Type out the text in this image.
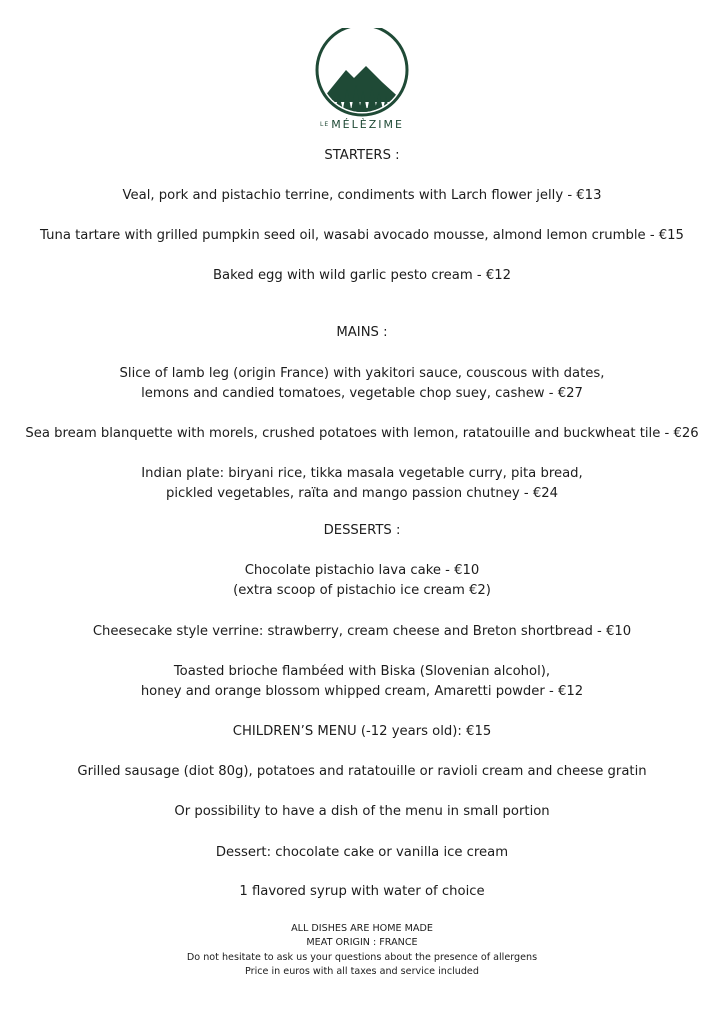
LE MÉLÈZIME
STARTERS :
Veal, pork and pistachio terrine, condiments with Larch flower jelly - €13
Tuna tartare with grilled pumpkin seed oil, wasabi avocado mousse, almond lemon crumble - €15
Baked egg with wild garlic pesto cream - €12
MAINS :
Slice of lamb leg (origin France) with yakitori sauce, couscous with dates,
lemons and candied tomatoes, vegetable chop suey, cashew - €27
Sea bream blanquette with morels, crushed potatoes with lemon, ratatouille and buckwheat tile - €26
Indian plate: biryani rice, tikka masala vegetable curry, pita bread,
pickled vegetables, raïta and mango passion chutney - €24
DESSERTS :
Chocolate pistachio lava cake - €10
(extra scoop of pistachio ice cream €2)
Cheesecake style verrine: strawberry, cream cheese and Breton shortbread - €10
Toasted brioche flambéed with Biska (Slovenian alcohol),
honey and orange blossom whipped cream, Amaretti powder - €12
CHILDREN’S MENU (-12 years old): €15
Grilled sausage (diot 80g), potatoes and ratatouille or ravioli cream and cheese gratin
Or possibility to have a dish of the menu in small portion
Dessert: chocolate cake or vanilla ice cream
1 flavored syrup with water of choice
ALL DISHES ARE HOME MADE
MEAT ORIGIN : FRANCE
Do not hesitate to ask us your questions about the presence of allergens
Price in euros with all taxes and service included
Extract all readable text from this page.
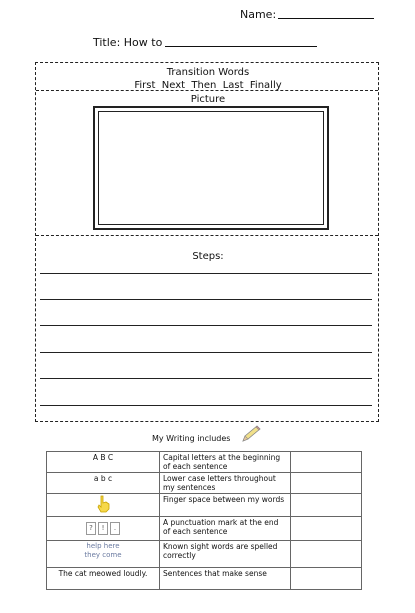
Name:
Title: How to
Transition Words
First  Next  Then  Last  Finally
Picture
Steps:
My Writing includes
A B C	Capital letters at the beginning of each sentence	
a b c	Lower case letters throughout my sentences	
	Finger space between my words	
? ! .	A punctuation mark at the end of each sentence	

help here
they come	Known sight words are spelled correctly	
The cat meowed loudly.	Sentences that make sense	
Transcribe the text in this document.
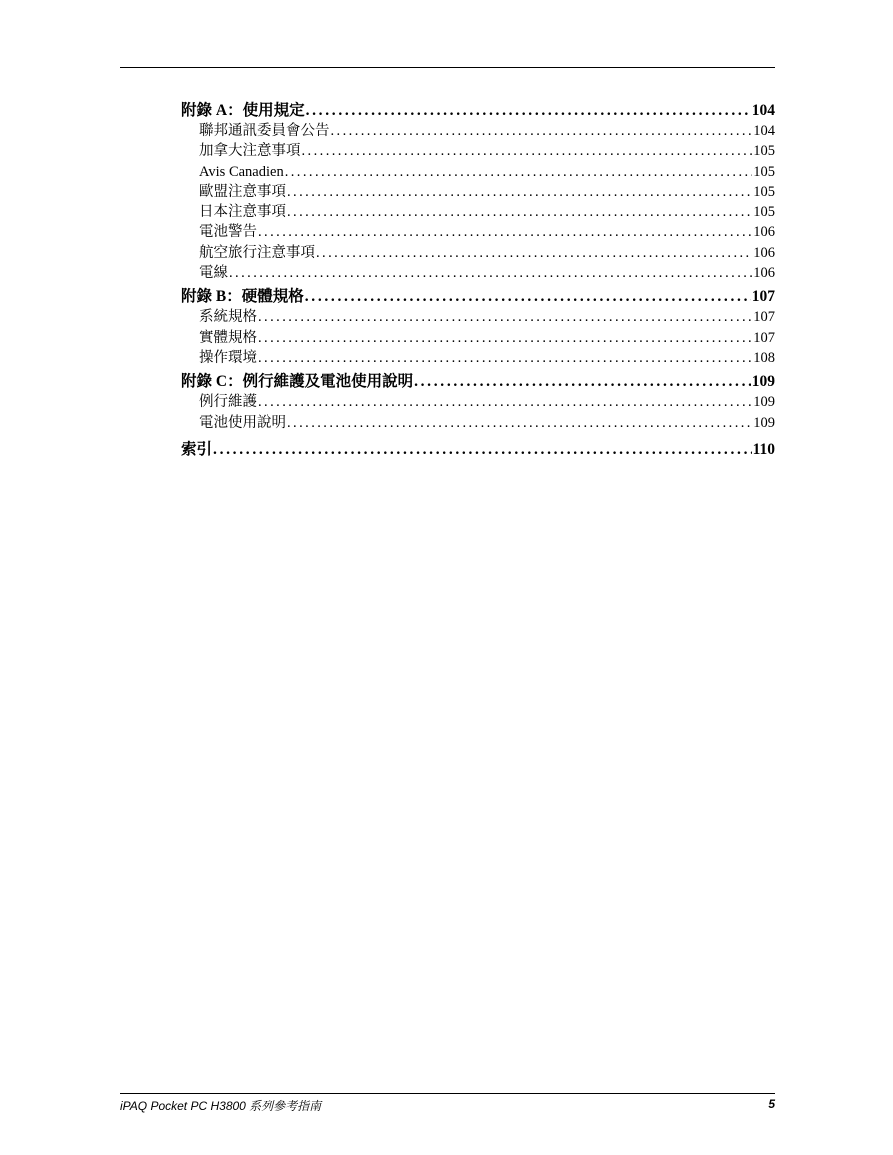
附錄 A：使用規定 . . .	104
聯邦通訊委員會公告 . . .	104
加拿大注意事項 . . .	105
Avis Canadien . . .	105
歐盟注意事項 . . .	105
日本注意事項 . . .	105
電池警告 . . .	106
航空旅行注意事項 . . .	106
電線 . . .	106
附錄 B：硬體規格 . . .	107
系統規格 . . .	107
實體規格 . . .	107
操作環境 . . .	108
附錄 C：例行維護及電池使用說明 . . .	109
例行維護 . . .	109
電池使用說明 . . .	109
索引 . . .	110
iPAQ Pocket PC H3800 系列參考指南	5
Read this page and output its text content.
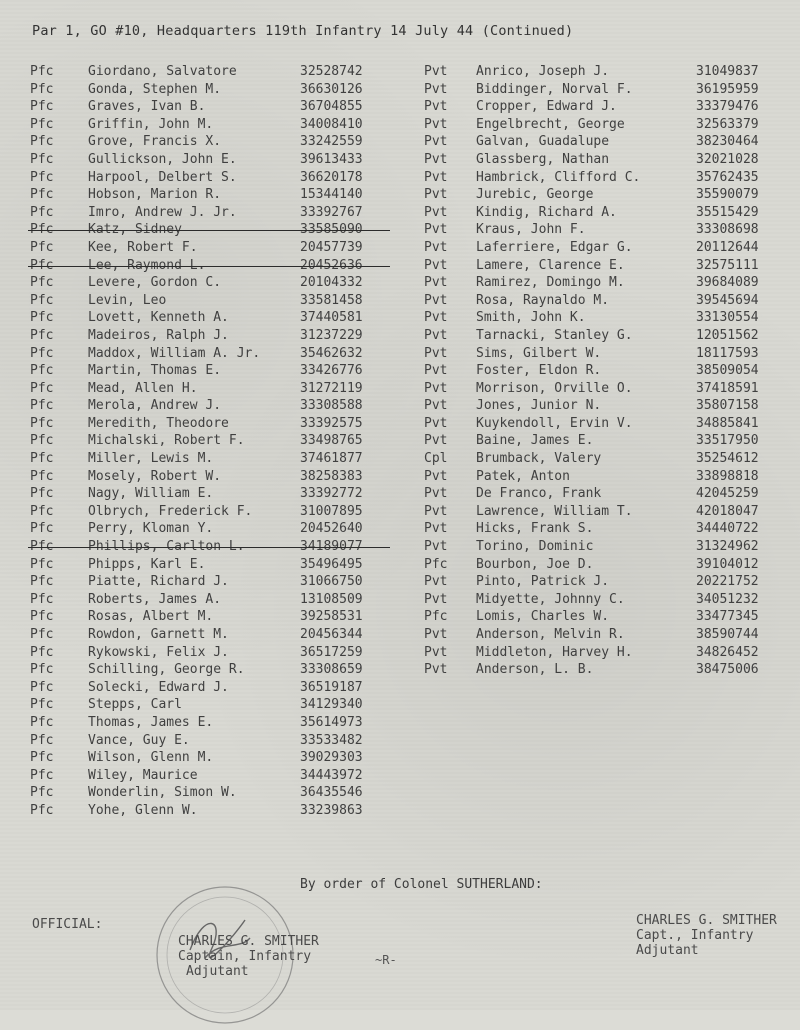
Par 1, GO #10, Headquarters 119th Infantry 14 July 44 (Continued)
Pfc	Giordano, Salvatore	32528742
Pfc	Gonda, Stephen M.	36630126
Pfc	Graves, Ivan B.	36704855
Pfc	Griffin, John M.	34008410
Pfc	Grove, Francis X.	33242559
Pfc	Gullickson, John E.	39613433
Pfc	Harpool, Delbert S.	36620178
Pfc	Hobson, Marion R.	15344140
Pfc	Imro, Andrew J. Jr.	33392767
Pfc	Katz, Sidney	33585090
Pfc	Kee, Robert F.	20457739
Pfc	Lee, Raymond L.	20452636
Pfc	Levere, Gordon C.	20104332
Pfc	Levin, Leo	33581458
Pfc	Lovett, Kenneth A.	37440581
Pfc	Madeiros, Ralph J.	31237229
Pfc	Maddox, William A. Jr.	35462632
Pfc	Martin, Thomas E.	33426776
Pfc	Mead, Allen H.	31272119
Pfc	Merola, Andrew J.	33308588
Pfc	Meredith, Theodore	33392575
Pfc	Michalski, Robert F.	33498765
Pfc	Miller, Lewis M.	37461877
Pfc	Mosely, Robert W.	38258383
Pfc	Nagy, William E.	33392772
Pfc	Olbrych, Frederick F.	31007895
Pfc	Perry, Kloman Y.	20452640
Pfc	Phillips, Carlton L.	34189077
Pfc	Phipps, Karl E.	35496495
Pfc	Piatte, Richard J.	31066750
Pfc	Roberts, James A.	13108509
Pfc	Rosas, Albert M.	39258531
Pfc	Rowdon, Garnett M.	20456344
Pfc	Rykowski, Felix J.	36517259
Pfc	Schilling, George R.	33308659
Pfc	Solecki, Edward J.	36519187
Pfc	Stepps, Carl	34129340
Pfc	Thomas, James E.	35614973
Pfc	Vance, Guy E.	33533482
Pfc	Wilson, Glenn M.	39029303
Pfc	Wiley, Maurice	34443972
Pfc	Wonderlin, Simon W.	36435546
Pfc	Yohe, Glenn W.	33239863
Pvt Anrico, Joseph J.	31049837
Pvt Biddinger, Norval F.	36195959
Pvt Cropper, Edward J.	33379476
Pvt Engelbrecht, George	32563379
Pvt Galvan, Guadalupe	38230464
Pvt Glassberg, Nathan	32021028
Pvt Hambrick, Clifford C.	35762435
Pvt Jurebic, George	35590079
Pvt Kindig, Richard A.	35515429
Pvt Kraus, John F.	33308698
Pvt Laferriere, Edgar G.	20112644
Pvt Lamere, Clarence E.	32575111
Pvt Ramirez, Domingo M.	39684089
Pvt Rosa, Raynaldo M.	39545694
Pvt Smith, John K.	33130554
Pvt Tarnacki, Stanley G.	12051562
Pvt Sims, Gilbert W.	18117593
Pvt Foster, Eldon R.	38509054
Pvt Morrison, Orville O.	37418591
Pvt Jones, Junior N.	35807158
Pvt Kuykendoll, Ervin V.	34885841
Pvt Baine, James E.	33517950
Cpl Brumback, Valery	35254612
Pvt Patek, Anton	33898818
Pvt De Franco, Frank	42045259
Pvt Lawrence, William T.	42018047
Pvt Hicks, Frank S.	34440722
Pvt Torino, Dominic	31324962
Pfc Bourbon, Joe D.	39104012
Pvt Pinto, Patrick J.	20221752
Pvt Midyette, Johnny C.	34051232
Pfc Lomis, Charles W.	33477345
Pvt Anderson, Melvin R.	38590744
Pvt Middleton, Harvey H.	34826452
Pvt Anderson, L. B.	38475006
By order of Colonel SUTHERLAND:
OFFICIAL:
CHARLES G. SMITHER
Captain, Infantry
Adjutant
~R-
CHARLES G. SMITHER
Capt., Infantry
Adjutant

================

-- Direction --
Only the number is wanted: how many lines of the material above include the word "cream"?

-- Full solution --
6